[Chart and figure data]
-------------------------
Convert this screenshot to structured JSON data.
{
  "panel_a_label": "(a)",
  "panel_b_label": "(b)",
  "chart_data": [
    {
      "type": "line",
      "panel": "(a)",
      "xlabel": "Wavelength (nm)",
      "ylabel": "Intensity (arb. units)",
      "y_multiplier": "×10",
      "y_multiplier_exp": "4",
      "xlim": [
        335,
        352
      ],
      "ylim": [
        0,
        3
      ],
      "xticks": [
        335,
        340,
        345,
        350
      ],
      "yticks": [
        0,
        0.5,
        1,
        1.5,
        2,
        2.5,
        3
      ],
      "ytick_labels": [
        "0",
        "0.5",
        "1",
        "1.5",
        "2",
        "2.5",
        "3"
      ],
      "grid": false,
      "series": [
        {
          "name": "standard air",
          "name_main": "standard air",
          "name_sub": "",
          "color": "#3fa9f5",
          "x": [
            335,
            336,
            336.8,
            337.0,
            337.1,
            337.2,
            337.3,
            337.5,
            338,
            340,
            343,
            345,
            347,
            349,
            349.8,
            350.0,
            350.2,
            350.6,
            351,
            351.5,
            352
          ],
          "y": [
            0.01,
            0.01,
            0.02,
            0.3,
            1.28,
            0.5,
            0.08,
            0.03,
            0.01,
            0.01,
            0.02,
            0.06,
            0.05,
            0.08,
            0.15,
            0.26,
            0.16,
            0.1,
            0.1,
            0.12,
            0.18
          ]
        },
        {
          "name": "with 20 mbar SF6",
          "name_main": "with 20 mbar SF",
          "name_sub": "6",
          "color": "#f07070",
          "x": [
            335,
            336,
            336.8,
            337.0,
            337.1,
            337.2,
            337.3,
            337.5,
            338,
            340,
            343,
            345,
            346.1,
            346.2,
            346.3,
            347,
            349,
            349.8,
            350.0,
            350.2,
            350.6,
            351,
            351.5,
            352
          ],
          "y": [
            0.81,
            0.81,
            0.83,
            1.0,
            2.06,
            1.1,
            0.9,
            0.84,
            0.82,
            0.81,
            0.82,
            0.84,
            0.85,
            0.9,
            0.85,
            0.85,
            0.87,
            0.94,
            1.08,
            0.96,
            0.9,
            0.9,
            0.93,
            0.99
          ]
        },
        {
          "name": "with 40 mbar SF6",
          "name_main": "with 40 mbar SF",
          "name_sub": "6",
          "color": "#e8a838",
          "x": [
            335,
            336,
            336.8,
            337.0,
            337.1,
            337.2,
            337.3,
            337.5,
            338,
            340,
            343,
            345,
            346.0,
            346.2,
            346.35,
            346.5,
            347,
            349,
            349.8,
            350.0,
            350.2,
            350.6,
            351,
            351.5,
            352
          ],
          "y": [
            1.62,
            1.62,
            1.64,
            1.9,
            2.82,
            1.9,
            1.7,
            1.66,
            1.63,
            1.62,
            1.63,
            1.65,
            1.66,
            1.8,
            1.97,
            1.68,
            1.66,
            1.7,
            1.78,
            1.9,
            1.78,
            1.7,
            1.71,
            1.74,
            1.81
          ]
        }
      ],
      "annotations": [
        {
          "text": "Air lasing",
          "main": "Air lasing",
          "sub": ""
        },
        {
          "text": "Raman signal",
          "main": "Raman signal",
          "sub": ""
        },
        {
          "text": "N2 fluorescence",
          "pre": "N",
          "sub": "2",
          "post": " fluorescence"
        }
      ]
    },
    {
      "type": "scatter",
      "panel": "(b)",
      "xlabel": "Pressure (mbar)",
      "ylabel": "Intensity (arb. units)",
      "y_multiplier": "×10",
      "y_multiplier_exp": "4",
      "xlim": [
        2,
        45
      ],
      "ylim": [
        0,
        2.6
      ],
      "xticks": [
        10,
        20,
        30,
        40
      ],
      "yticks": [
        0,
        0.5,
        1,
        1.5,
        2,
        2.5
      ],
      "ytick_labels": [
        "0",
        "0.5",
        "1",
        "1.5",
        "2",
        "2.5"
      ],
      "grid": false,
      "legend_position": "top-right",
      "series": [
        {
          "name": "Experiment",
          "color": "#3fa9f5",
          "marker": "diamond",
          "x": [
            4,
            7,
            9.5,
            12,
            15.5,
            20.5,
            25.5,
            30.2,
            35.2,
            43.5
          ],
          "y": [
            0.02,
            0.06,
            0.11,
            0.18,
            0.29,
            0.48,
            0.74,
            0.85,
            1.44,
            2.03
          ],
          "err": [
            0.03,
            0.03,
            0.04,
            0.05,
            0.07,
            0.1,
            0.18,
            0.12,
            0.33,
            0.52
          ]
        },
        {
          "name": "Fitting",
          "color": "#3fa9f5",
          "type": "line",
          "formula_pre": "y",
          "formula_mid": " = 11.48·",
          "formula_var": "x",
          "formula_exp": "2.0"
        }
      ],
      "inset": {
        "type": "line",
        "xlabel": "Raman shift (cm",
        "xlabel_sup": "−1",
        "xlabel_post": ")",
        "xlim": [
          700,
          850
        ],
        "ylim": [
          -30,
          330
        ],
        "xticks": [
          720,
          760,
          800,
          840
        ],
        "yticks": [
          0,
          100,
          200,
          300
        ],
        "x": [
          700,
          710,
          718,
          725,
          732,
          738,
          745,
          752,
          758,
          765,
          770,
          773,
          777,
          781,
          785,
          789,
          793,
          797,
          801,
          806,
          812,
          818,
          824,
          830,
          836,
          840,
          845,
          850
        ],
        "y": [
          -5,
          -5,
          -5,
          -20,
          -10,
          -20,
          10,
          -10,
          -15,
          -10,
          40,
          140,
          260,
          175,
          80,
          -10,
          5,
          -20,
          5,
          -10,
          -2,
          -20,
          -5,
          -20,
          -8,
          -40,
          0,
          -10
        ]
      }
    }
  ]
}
-------------------------
Task requirements — Recopy all the lines exactly as they appear.

Result for this task —
Convert this screenshot to structured JSON data.
{
  "panel_a_label": "(a)",
  "panel_b_label": "(b)",
  "chart_data": [
    {
      "type": "line",
      "panel": "(a)",
      "xlabel": "Wavelength (nm)",
      "ylabel": "Intensity (arb. units)",
      "y_multiplier": "×10",
      "y_multiplier_exp": "4",
      "xlim": [
        335,
        352
      ],
      "ylim": [
        0,
        3
      ],
      "xticks": [
        335,
        340,
        345,
        350
      ],
      "yticks": [
        0,
        0.5,
        1,
        1.5,
        2,
        2.5,
        3
      ],
      "ytick_labels": [
        "0",
        "0.5",
        "1",
        "1.5",
        "2",
        "2.5",
        "3"
      ],
      "grid": false,
      "series": [
        {
          "name": "standard air",
          "name_main": "standard air",
          "name_sub": "",
          "color": "#3fa9f5",
          "x": [
            335,
            336,
            336.8,
            337.0,
            337.1,
            337.2,
            337.3,
            337.5,
            338,
            340,
            343,
            345,
            347,
            349,
            349.8,
            350.0,
            350.2,
            350.6,
            351,
            351.5,
            352
          ],
          "y": [
            0.01,
            0.01,
            0.02,
            0.3,
            1.28,
            0.5,
            0.08,
            0.03,
            0.01,
            0.01,
            0.02,
            0.06,
            0.05,
            0.08,
            0.15,
            0.26,
            0.16,
            0.1,
            0.1,
            0.12,
            0.18
          ]
        },
        {
          "name": "with 20 mbar SF6",
          "name_main": "with 20 mbar SF",
          "name_sub": "6",
          "color": "#f07070",
          "x": [
            335,
            336,
            336.8,
            337.0,
            337.1,
            337.2,
            337.3,
            337.5,
            338,
            340,
            343,
            345,
            346.1,
            346.2,
            346.3,
            347,
            349,
            349.8,
            350.0,
            350.2,
            350.6,
            351,
            351.5,
            352
          ],
          "y": [
            0.81,
            0.81,
            0.83,
            1.0,
            2.06,
            1.1,
            0.9,
            0.84,
            0.82,
            0.81,
            0.82,
            0.84,
            0.85,
            0.9,
            0.85,
            0.85,
            0.87,
            0.94,
            1.08,
            0.96,
            0.9,
            0.9,
            0.93,
            0.99
          ]
        },
        {
          "name": "with 40 mbar SF6",
          "name_main": "with 40 mbar SF",
          "name_sub": "6",
          "color": "#e8a838",
          "x": [
            335,
            336,
            336.8,
            337.0,
            337.1,
            337.2,
            337.3,
            337.5,
            338,
            340,
            343,
            345,
            346.0,
            346.2,
            346.35,
            346.5,
            347,
            349,
            349.8,
            350.0,
            350.2,
            350.6,
            351,
            351.5,
            352
          ],
          "y": [
            1.62,
            1.62,
            1.64,
            1.9,
            2.82,
            1.9,
            1.7,
            1.66,
            1.63,
            1.62,
            1.63,
            1.65,
            1.66,
            1.8,
            1.97,
            1.68,
            1.66,
            1.7,
            1.78,
            1.9,
            1.78,
            1.7,
            1.71,
            1.74,
            1.81
          ]
        }
      ],
      "annotations": [
        {
          "text": "Air lasing",
          "main": "Air lasing",
          "sub": ""
        },
        {
          "text": "Raman signal",
          "main": "Raman signal",
          "sub": ""
        },
        {
          "text": "N2 fluorescence",
          "pre": "N",
          "sub": "2",
          "post": " fluorescence"
        }
      ]
    },
    {
      "type": "scatter",
      "panel": "(b)",
      "xlabel": "Pressure (mbar)",
      "ylabel": "Intensity (arb. units)",
      "y_multiplier": "×10",
      "y_multiplier_exp": "4",
      "xlim": [
        2,
        45
      ],
      "ylim": [
        0,
        2.6
      ],
      "xticks": [
        10,
        20,
        30,
        40
      ],
      "yticks": [
        0,
        0.5,
        1,
        1.5,
        2,
        2.5
      ],
      "ytick_labels": [
        "0",
        "0.5",
        "1",
        "1.5",
        "2",
        "2.5"
      ],
      "grid": false,
      "legend_position": "top-right",
      "series": [
        {
          "name": "Experiment",
          "color": "#3fa9f5",
          "marker": "diamond",
          "x": [
            4,
            7,
            9.5,
            12,
            15.5,
            20.5,
            25.5,
            30.2,
            35.2,
            43.5
          ],
          "y": [
            0.02,
            0.06,
            0.11,
            0.18,
            0.29,
            0.48,
            0.74,
            0.85,
            1.44,
            2.03
          ],
          "err": [
            0.03,
            0.03,
            0.04,
            0.05,
            0.07,
            0.1,
            0.18,
            0.12,
            0.33,
            0.52
          ]
        },
        {
          "name": "Fitting",
          "color": "#3fa9f5",
          "type": "line",
          "formula_pre": "y",
          "formula_mid": " = 11.48·",
          "formula_var": "x",
          "formula_exp": "2.0"
        }
      ],
      "inset": {
        "type": "line",
        "xlabel": "Raman shift (cm",
        "xlabel_sup": "−1",
        "xlabel_post": ")",
        "xlim": [
          700,
          850
        ],
        "ylim": [
          -30,
          330
        ],
        "xticks": [
          720,
          760,
          800,
          840
        ],
        "yticks": [
          0,
          100,
          200,
          300
        ],
        "x": [
          700,
          710,
          718,
          725,
          732,
          738,
          745,
          752,
          758,
          765,
          770,
          773,
          777,
          781,
          785,
          789,
          793,
          797,
          801,
          806,
          812,
          818,
          824,
          830,
          836,
          840,
          845,
          850
        ],
        "y": [
          -5,
          -5,
          -5,
          -20,
          -10,
          -20,
          10,
          -10,
          -15,
          -10,
          40,
          140,
          260,
          175,
          80,
          -10,
          5,
          -20,
          5,
          -10,
          -2,
          -20,
          -5,
          -20,
          -8,
          -40,
          0,
          -10
        ]
      }
    }
  ]
}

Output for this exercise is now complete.